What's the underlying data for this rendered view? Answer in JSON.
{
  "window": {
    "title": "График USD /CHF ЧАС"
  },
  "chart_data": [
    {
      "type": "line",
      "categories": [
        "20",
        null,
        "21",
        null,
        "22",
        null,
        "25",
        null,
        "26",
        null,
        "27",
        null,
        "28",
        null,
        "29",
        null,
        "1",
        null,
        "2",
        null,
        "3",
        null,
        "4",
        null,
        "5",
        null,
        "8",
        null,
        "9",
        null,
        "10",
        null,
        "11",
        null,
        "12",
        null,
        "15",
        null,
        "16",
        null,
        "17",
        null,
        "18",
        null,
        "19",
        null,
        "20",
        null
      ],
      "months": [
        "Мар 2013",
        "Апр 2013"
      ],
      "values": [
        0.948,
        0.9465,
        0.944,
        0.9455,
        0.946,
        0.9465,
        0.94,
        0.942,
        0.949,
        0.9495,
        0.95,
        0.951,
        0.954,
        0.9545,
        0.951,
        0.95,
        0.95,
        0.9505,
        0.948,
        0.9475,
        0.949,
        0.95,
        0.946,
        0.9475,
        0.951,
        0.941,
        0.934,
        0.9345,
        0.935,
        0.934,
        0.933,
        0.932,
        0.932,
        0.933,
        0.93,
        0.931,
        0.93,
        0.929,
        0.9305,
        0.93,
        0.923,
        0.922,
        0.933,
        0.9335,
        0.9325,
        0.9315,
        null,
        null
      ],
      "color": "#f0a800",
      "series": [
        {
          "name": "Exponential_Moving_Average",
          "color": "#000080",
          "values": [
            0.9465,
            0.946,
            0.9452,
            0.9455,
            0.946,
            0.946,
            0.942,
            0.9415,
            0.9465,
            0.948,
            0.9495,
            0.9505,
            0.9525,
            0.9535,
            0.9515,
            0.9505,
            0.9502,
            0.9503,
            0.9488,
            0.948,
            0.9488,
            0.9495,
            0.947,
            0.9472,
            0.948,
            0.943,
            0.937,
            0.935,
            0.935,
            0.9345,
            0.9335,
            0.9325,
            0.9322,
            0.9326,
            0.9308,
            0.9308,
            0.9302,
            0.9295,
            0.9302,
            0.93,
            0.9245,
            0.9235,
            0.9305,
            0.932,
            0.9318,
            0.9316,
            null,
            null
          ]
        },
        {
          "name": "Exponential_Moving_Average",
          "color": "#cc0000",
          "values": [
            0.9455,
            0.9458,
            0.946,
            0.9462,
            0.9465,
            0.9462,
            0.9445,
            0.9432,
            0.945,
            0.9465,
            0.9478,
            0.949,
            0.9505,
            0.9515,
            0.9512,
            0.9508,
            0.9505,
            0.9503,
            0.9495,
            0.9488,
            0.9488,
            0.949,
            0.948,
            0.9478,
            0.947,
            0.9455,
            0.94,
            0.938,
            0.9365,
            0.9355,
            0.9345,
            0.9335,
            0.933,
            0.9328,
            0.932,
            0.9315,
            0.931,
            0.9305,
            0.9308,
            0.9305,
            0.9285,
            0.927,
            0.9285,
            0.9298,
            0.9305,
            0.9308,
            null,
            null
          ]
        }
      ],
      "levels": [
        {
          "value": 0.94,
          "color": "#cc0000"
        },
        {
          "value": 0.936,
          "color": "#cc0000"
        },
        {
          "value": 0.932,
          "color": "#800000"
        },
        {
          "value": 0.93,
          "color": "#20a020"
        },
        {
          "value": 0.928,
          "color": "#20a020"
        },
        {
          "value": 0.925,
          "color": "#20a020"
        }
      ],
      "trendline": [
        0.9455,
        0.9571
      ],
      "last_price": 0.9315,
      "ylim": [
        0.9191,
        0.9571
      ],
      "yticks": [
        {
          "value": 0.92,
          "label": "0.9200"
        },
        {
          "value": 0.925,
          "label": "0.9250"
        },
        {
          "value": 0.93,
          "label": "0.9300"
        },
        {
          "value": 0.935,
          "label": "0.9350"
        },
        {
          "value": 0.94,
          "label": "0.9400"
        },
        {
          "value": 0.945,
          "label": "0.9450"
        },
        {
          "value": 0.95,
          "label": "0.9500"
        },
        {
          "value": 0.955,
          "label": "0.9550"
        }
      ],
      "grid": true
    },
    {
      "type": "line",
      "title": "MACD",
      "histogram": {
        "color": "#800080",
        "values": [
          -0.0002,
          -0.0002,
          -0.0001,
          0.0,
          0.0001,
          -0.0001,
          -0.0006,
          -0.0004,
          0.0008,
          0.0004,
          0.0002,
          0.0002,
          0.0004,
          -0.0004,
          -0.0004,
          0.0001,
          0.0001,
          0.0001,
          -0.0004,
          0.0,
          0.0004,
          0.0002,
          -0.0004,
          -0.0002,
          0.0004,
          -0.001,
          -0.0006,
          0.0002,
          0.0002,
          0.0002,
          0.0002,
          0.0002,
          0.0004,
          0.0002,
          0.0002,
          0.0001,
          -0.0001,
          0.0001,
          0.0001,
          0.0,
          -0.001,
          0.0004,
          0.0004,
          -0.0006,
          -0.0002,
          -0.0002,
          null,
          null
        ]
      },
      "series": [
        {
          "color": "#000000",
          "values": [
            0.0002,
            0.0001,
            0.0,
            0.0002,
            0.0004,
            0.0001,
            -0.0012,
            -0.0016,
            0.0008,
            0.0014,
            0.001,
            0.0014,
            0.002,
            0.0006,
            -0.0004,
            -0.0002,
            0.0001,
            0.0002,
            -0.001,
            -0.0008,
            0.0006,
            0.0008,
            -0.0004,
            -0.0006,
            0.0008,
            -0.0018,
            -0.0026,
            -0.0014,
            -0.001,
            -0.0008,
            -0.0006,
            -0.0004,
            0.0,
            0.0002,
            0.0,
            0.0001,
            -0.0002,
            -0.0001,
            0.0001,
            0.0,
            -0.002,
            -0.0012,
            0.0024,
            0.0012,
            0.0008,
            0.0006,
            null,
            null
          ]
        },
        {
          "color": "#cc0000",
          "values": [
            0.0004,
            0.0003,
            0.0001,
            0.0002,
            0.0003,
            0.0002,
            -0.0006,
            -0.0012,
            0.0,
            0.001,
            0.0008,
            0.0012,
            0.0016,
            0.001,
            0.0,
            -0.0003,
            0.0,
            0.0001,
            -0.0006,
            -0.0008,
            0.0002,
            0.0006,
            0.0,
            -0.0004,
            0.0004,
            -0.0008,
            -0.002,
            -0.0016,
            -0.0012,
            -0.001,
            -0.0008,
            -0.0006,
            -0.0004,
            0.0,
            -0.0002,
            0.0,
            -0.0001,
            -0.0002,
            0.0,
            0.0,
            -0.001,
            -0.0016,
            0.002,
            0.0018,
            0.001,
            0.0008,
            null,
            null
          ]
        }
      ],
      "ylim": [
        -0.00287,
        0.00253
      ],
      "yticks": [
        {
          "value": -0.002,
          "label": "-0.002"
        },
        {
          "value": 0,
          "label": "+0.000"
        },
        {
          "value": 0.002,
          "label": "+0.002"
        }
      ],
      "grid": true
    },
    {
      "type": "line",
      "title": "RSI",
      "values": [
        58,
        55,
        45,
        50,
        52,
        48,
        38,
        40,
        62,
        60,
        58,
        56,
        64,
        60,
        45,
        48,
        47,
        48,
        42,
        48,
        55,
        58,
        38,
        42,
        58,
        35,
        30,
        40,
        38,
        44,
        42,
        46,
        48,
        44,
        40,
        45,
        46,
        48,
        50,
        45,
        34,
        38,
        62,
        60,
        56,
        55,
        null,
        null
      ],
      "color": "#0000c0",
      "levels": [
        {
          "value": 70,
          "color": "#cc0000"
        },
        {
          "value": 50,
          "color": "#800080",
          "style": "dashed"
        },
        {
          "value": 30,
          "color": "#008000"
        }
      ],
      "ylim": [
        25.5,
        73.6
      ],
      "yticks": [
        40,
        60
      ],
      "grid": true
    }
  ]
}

◇ ◇ ◇ ◇ ◇ ◇ ◇

Written problem. Every record should be given again exactly.

Full answer.
What's the underlying data for this rendered view? Answer in JSON.
{
  "window": {
    "title": "График USD /CHF ЧАС"
  },
  "chart_data": [
    {
      "type": "line",
      "categories": [
        "20",
        null,
        "21",
        null,
        "22",
        null,
        "25",
        null,
        "26",
        null,
        "27",
        null,
        "28",
        null,
        "29",
        null,
        "1",
        null,
        "2",
        null,
        "3",
        null,
        "4",
        null,
        "5",
        null,
        "8",
        null,
        "9",
        null,
        "10",
        null,
        "11",
        null,
        "12",
        null,
        "15",
        null,
        "16",
        null,
        "17",
        null,
        "18",
        null,
        "19",
        null,
        "20",
        null
      ],
      "months": [
        "Мар 2013",
        "Апр 2013"
      ],
      "values": [
        0.948,
        0.9465,
        0.944,
        0.9455,
        0.946,
        0.9465,
        0.94,
        0.942,
        0.949,
        0.9495,
        0.95,
        0.951,
        0.954,
        0.9545,
        0.951,
        0.95,
        0.95,
        0.9505,
        0.948,
        0.9475,
        0.949,
        0.95,
        0.946,
        0.9475,
        0.951,
        0.941,
        0.934,
        0.9345,
        0.935,
        0.934,
        0.933,
        0.932,
        0.932,
        0.933,
        0.93,
        0.931,
        0.93,
        0.929,
        0.9305,
        0.93,
        0.923,
        0.922,
        0.933,
        0.9335,
        0.9325,
        0.9315,
        null,
        null
      ],
      "color": "#f0a800",
      "series": [
        {
          "name": "Exponential_Moving_Average",
          "color": "#000080",
          "values": [
            0.9465,
            0.946,
            0.9452,
            0.9455,
            0.946,
            0.946,
            0.942,
            0.9415,
            0.9465,
            0.948,
            0.9495,
            0.9505,
            0.9525,
            0.9535,
            0.9515,
            0.9505,
            0.9502,
            0.9503,
            0.9488,
            0.948,
            0.9488,
            0.9495,
            0.947,
            0.9472,
            0.948,
            0.943,
            0.937,
            0.935,
            0.935,
            0.9345,
            0.9335,
            0.9325,
            0.9322,
            0.9326,
            0.9308,
            0.9308,
            0.9302,
            0.9295,
            0.9302,
            0.93,
            0.9245,
            0.9235,
            0.9305,
            0.932,
            0.9318,
            0.9316,
            null,
            null
          ]
        },
        {
          "name": "Exponential_Moving_Average",
          "color": "#cc0000",
          "values": [
            0.9455,
            0.9458,
            0.946,
            0.9462,
            0.9465,
            0.9462,
            0.9445,
            0.9432,
            0.945,
            0.9465,
            0.9478,
            0.949,
            0.9505,
            0.9515,
            0.9512,
            0.9508,
            0.9505,
            0.9503,
            0.9495,
            0.9488,
            0.9488,
            0.949,
            0.948,
            0.9478,
            0.947,
            0.9455,
            0.94,
            0.938,
            0.9365,
            0.9355,
            0.9345,
            0.9335,
            0.933,
            0.9328,
            0.932,
            0.9315,
            0.931,
            0.9305,
            0.9308,
            0.9305,
            0.9285,
            0.927,
            0.9285,
            0.9298,
            0.9305,
            0.9308,
            null,
            null
          ]
        }
      ],
      "levels": [
        {
          "value": 0.94,
          "color": "#cc0000"
        },
        {
          "value": 0.936,
          "color": "#cc0000"
        },
        {
          "value": 0.932,
          "color": "#800000"
        },
        {
          "value": 0.93,
          "color": "#20a020"
        },
        {
          "value": 0.928,
          "color": "#20a020"
        },
        {
          "value": 0.925,
          "color": "#20a020"
        }
      ],
      "trendline": [
        0.9455,
        0.9571
      ],
      "last_price": 0.9315,
      "ylim": [
        0.9191,
        0.9571
      ],
      "yticks": [
        {
          "value": 0.92,
          "label": "0.9200"
        },
        {
          "value": 0.925,
          "label": "0.9250"
        },
        {
          "value": 0.93,
          "label": "0.9300"
        },
        {
          "value": 0.935,
          "label": "0.9350"
        },
        {
          "value": 0.94,
          "label": "0.9400"
        },
        {
          "value": 0.945,
          "label": "0.9450"
        },
        {
          "value": 0.95,
          "label": "0.9500"
        },
        {
          "value": 0.955,
          "label": "0.9550"
        }
      ],
      "grid": true
    },
    {
      "type": "line",
      "title": "MACD",
      "histogram": {
        "color": "#800080",
        "values": [
          -0.0002,
          -0.0002,
          -0.0001,
          0.0,
          0.0001,
          -0.0001,
          -0.0006,
          -0.0004,
          0.0008,
          0.0004,
          0.0002,
          0.0002,
          0.0004,
          -0.0004,
          -0.0004,
          0.0001,
          0.0001,
          0.0001,
          -0.0004,
          0.0,
          0.0004,
          0.0002,
          -0.0004,
          -0.0002,
          0.0004,
          -0.001,
          -0.0006,
          0.0002,
          0.0002,
          0.0002,
          0.0002,
          0.0002,
          0.0004,
          0.0002,
          0.0002,
          0.0001,
          -0.0001,
          0.0001,
          0.0001,
          0.0,
          -0.001,
          0.0004,
          0.0004,
          -0.0006,
          -0.0002,
          -0.0002,
          null,
          null
        ]
      },
      "series": [
        {
          "color": "#000000",
          "values": [
            0.0002,
            0.0001,
            0.0,
            0.0002,
            0.0004,
            0.0001,
            -0.0012,
            -0.0016,
            0.0008,
            0.0014,
            0.001,
            0.0014,
            0.002,
            0.0006,
            -0.0004,
            -0.0002,
            0.0001,
            0.0002,
            -0.001,
            -0.0008,
            0.0006,
            0.0008,
            -0.0004,
            -0.0006,
            0.0008,
            -0.0018,
            -0.0026,
            -0.0014,
            -0.001,
            -0.0008,
            -0.0006,
            -0.0004,
            0.0,
            0.0002,
            0.0,
            0.0001,
            -0.0002,
            -0.0001,
            0.0001,
            0.0,
            -0.002,
            -0.0012,
            0.0024,
            0.0012,
            0.0008,
            0.0006,
            null,
            null
          ]
        },
        {
          "color": "#cc0000",
          "values": [
            0.0004,
            0.0003,
            0.0001,
            0.0002,
            0.0003,
            0.0002,
            -0.0006,
            -0.0012,
            0.0,
            0.001,
            0.0008,
            0.0012,
            0.0016,
            0.001,
            0.0,
            -0.0003,
            0.0,
            0.0001,
            -0.0006,
            -0.0008,
            0.0002,
            0.0006,
            0.0,
            -0.0004,
            0.0004,
            -0.0008,
            -0.002,
            -0.0016,
            -0.0012,
            -0.001,
            -0.0008,
            -0.0006,
            -0.0004,
            0.0,
            -0.0002,
            0.0,
            -0.0001,
            -0.0002,
            0.0,
            0.0,
            -0.001,
            -0.0016,
            0.002,
            0.0018,
            0.001,
            0.0008,
            null,
            null
          ]
        }
      ],
      "ylim": [
        -0.00287,
        0.00253
      ],
      "yticks": [
        {
          "value": -0.002,
          "label": "-0.002"
        },
        {
          "value": 0,
          "label": "+0.000"
        },
        {
          "value": 0.002,
          "label": "+0.002"
        }
      ],
      "grid": true
    },
    {
      "type": "line",
      "title": "RSI",
      "values": [
        58,
        55,
        45,
        50,
        52,
        48,
        38,
        40,
        62,
        60,
        58,
        56,
        64,
        60,
        45,
        48,
        47,
        48,
        42,
        48,
        55,
        58,
        38,
        42,
        58,
        35,
        30,
        40,
        38,
        44,
        42,
        46,
        48,
        44,
        40,
        45,
        46,
        48,
        50,
        45,
        34,
        38,
        62,
        60,
        56,
        55,
        null,
        null
      ],
      "color": "#0000c0",
      "levels": [
        {
          "value": 70,
          "color": "#cc0000"
        },
        {
          "value": 50,
          "color": "#800080",
          "style": "dashed"
        },
        {
          "value": 30,
          "color": "#008000"
        }
      ],
      "ylim": [
        25.5,
        73.6
      ],
      "yticks": [
        40,
        60
      ],
      "grid": true
    }
  ]
}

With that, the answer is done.